• **YOUR GOAL**: Determine how many lines in these records hold "facçoens". Only the number is wanted.

━━━ DATA TO PROCESS

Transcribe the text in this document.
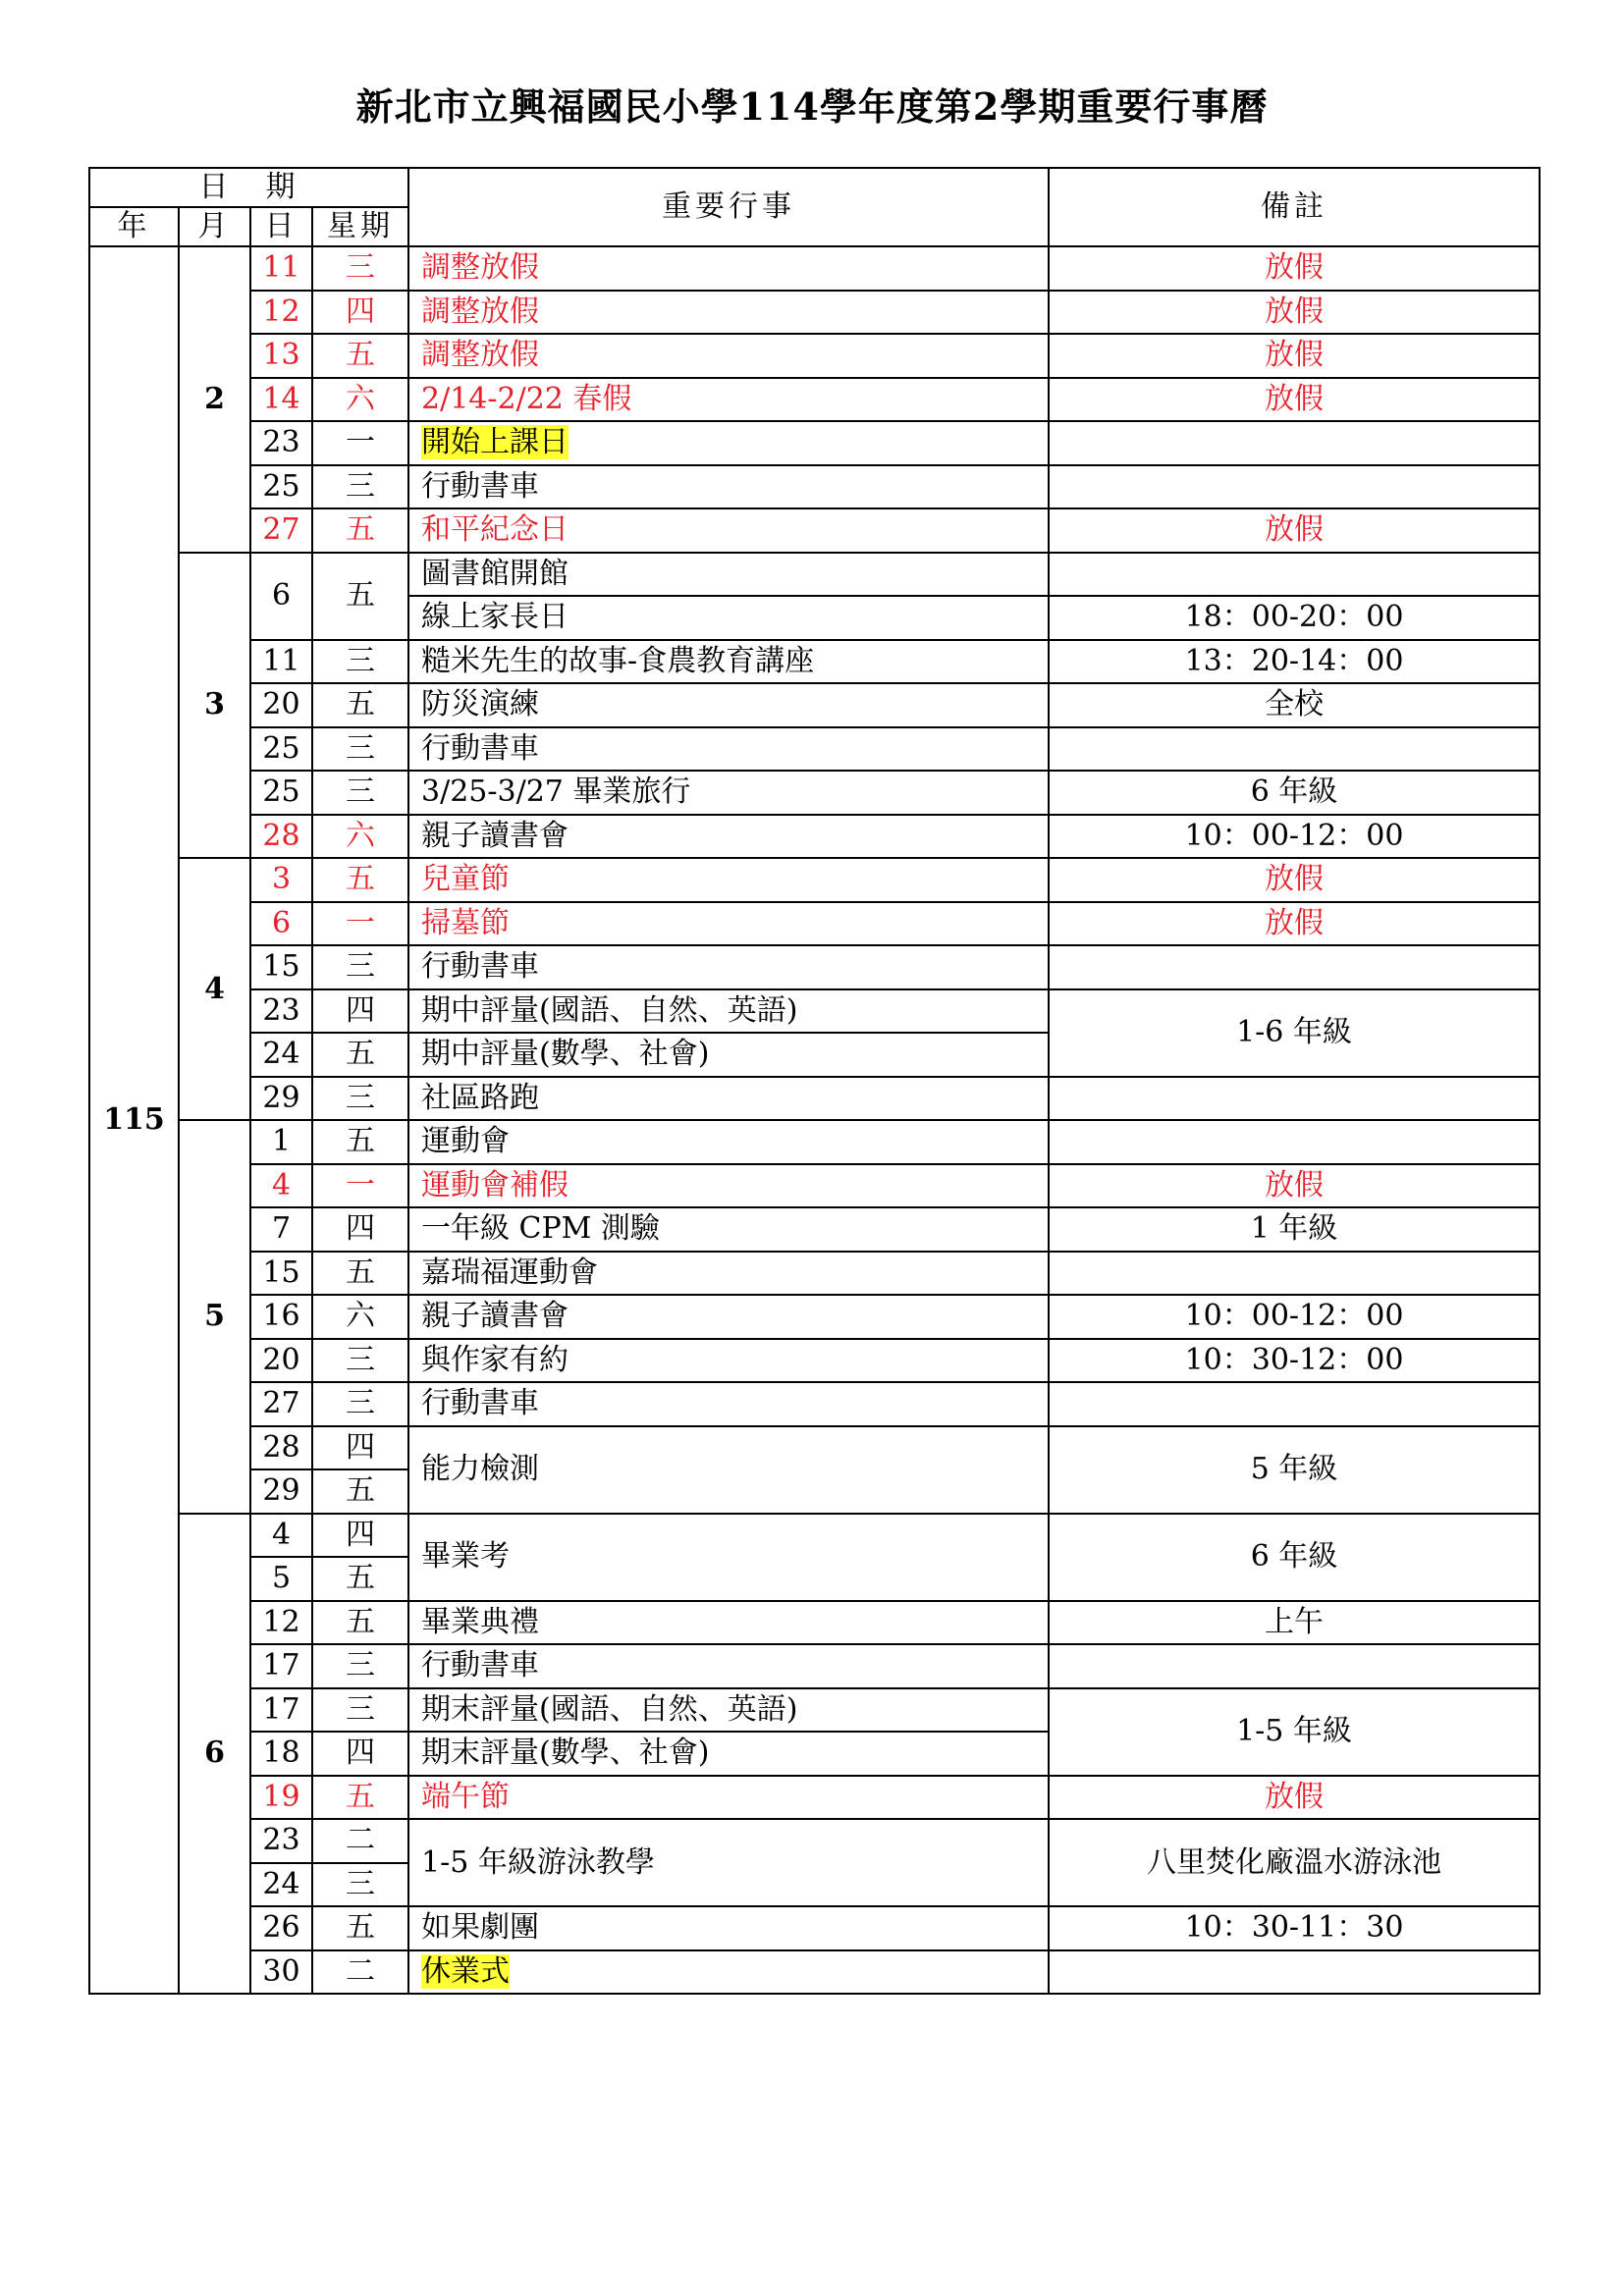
新北市立興福國民小學114學年度第2學期重要行事曆
日　期				重要行事	備註
年	月	日	星期		
115	2	11	三	調整放假	放假
		12	四	調整放假	放假
		13	五	調整放假	放假
		14	六	2/14-2/22 春假	放假
		23	一	開始上課日	
		25	三	行動書車	
		27	五	和平紀念日	放假
	3	6	五	圖書館開館	
				線上家長日	18：00-20：00
		11	三	糙米先生的故事-食農教育講座	13：20-14：00
		20	五	防災演練	全校
		25	三	行動書車	
		25	三	3/25-3/27 畢業旅行	6 年級
		28	六	親子讀書會	10：00-12：00
	4	3	五	兒童節	放假
		6	一	掃墓節	放假
		15	三	行動書車	
		23	四	期中評量(國語、自然、英語)	1-6 年級
		24	五	期中評量(數學、社會)	
		29	三	社區路跑	
	5	1	五	運動會	
		4	一	運動會補假	放假
		7	四	一年級 CPM 測驗	1 年級
		15	五	嘉瑞福運動會	
		16	六	親子讀書會	10：00-12：00
		20	三	與作家有約	10：30-12：00
		27	三	行動書車	
		28	四	能力檢測	5 年級
		29	五		
	6	4	四	畢業考	6 年級
		5	五		
		12	五	畢業典禮	上午
		17	三	行動書車	
		17	三	期末評量(國語、自然、英語)	1-5 年級
		18	四	期末評量(數學、社會)	
		19	五	端午節	放假
		23	二	1-5 年級游泳教學	八里焚化廠溫水游泳池
		24	三		
		26	五	如果劇團	10：30-11：30
		30	二	休業式	
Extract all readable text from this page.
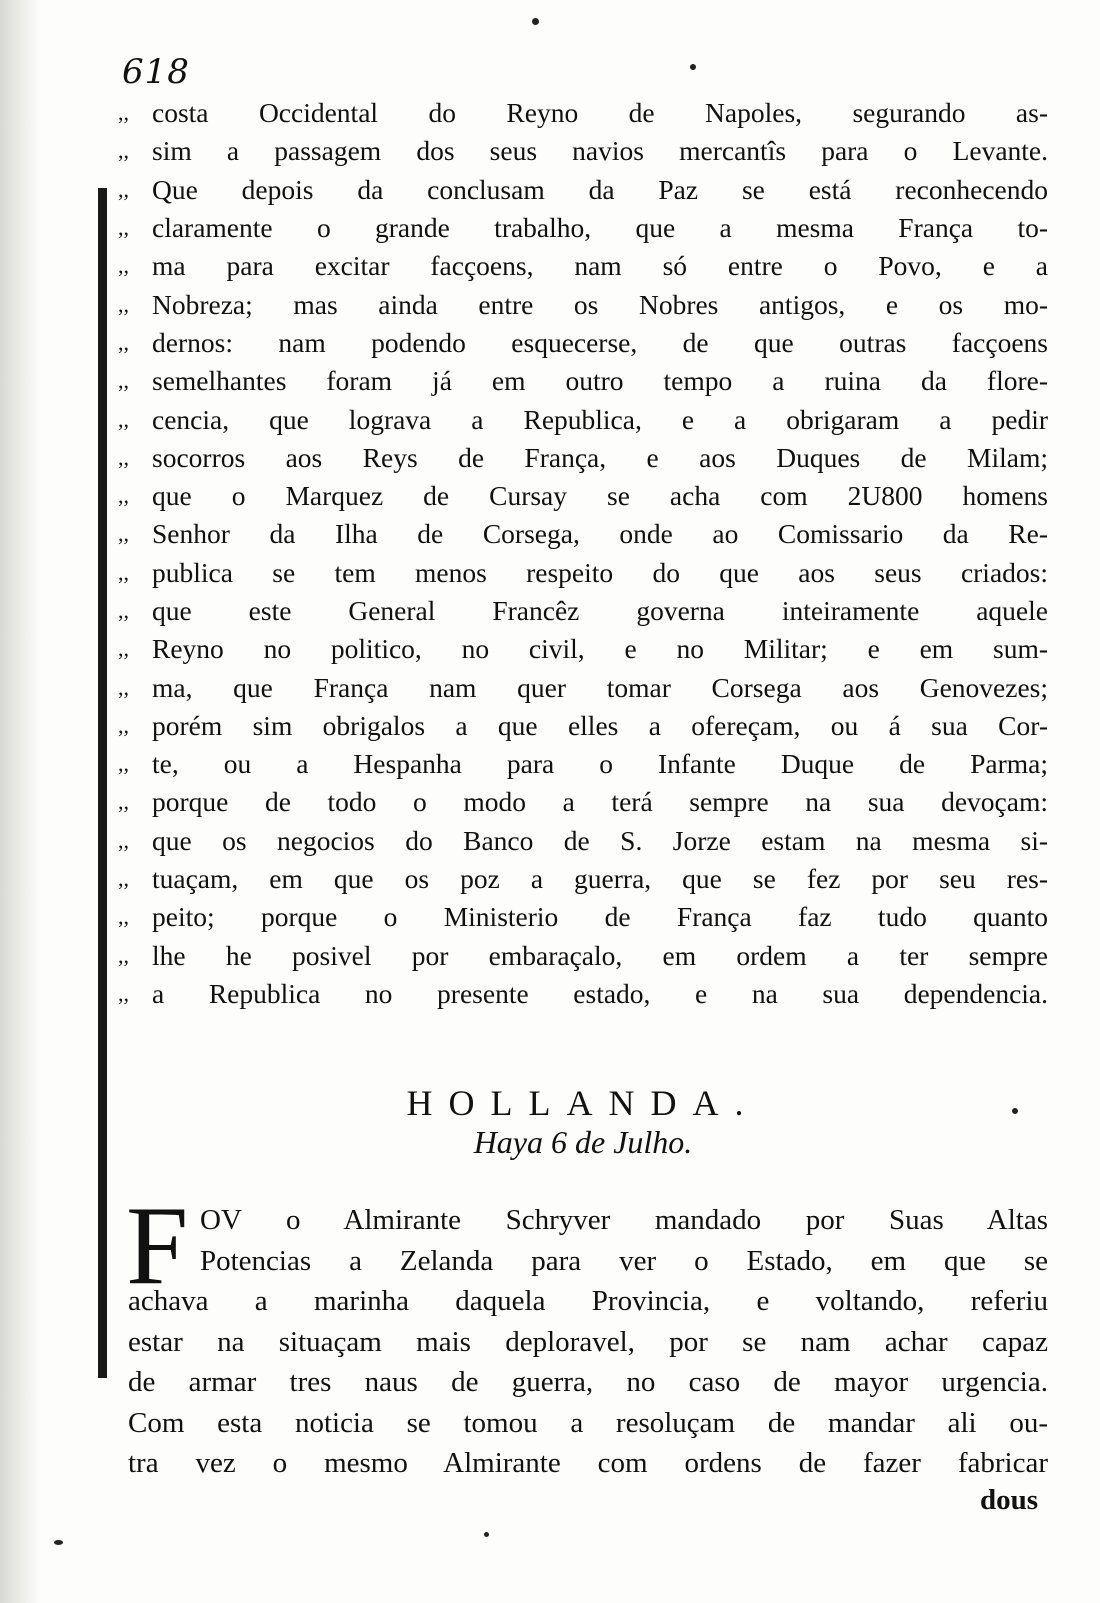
618
,, costa Occidental do Reyno de Napoles, segurando as-
,, sim a passagem dos seus navios mercantîs para o Levante.
,, Que depois da conclusam da Paz se está reconhecendo
,, claramente o grande trabalho, que a mesma França to-
,, ma para excitar facçoens, nam só entre o Povo, e a
,, Nobreza; mas ainda entre os Nobres antigos, e os mo-
,, dernos: nam podendo esquecerse, de que outras facçoens
,, semelhantes foram já em outro tempo a ruina da flore-
,, cencia, que lograva a Republica, e a obrigaram a pedir
,, socorros aos Reys de França, e aos Duques de Milam;
,, que o Marquez de Cursay se acha com 2U800 homens
,, Senhor da Ilha de Corsega, onde ao Comissario da Re-
,, publica se tem menos respeito do que aos seus criados:
,, que este General Francêz governa inteiramente aquele
,, Reyno no politico, no civil, e no Militar; e em sum-
,, ma, que França nam quer tomar Corsega aos Genovezes;
,, porém sim obrigalos a que elles a ofereçam, ou á sua Cor-
,, te, ou a Hespanha para o Infante Duque de Parma;
,, porque de todo o modo a terá sempre na sua devoçam:
,, que os negocios do Banco de S. Jorze estam na mesma si-
,, tuaçam, em que os poz a guerra, que se fez por seu res-
,, peito; porque o Ministerio de França faz tudo quanto
,, lhe he posivel por embaraçalo, em ordem a ter sempre
,, a Republica no presente estado, e na sua dependencia.
HOLLANDA.
Haya 6 de Julho.
F OV o Almirante Schryver mandado por Suas Altas
Potencias a Zelanda para ver o Estado, em que se
achava a marinha daquela Provincia, e voltando, referiu
estar na situaçam mais deploravel, por se nam achar capaz
de armar tres naus de guerra, no caso de mayor urgencia.
Com esta noticia se tomou a resoluçam de mandar ali ou-
tra vez o mesmo Almirante com ordens de fazer fabricar
dous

━━━━━━

• **SOLUTION TO THE EXERCISE**: 2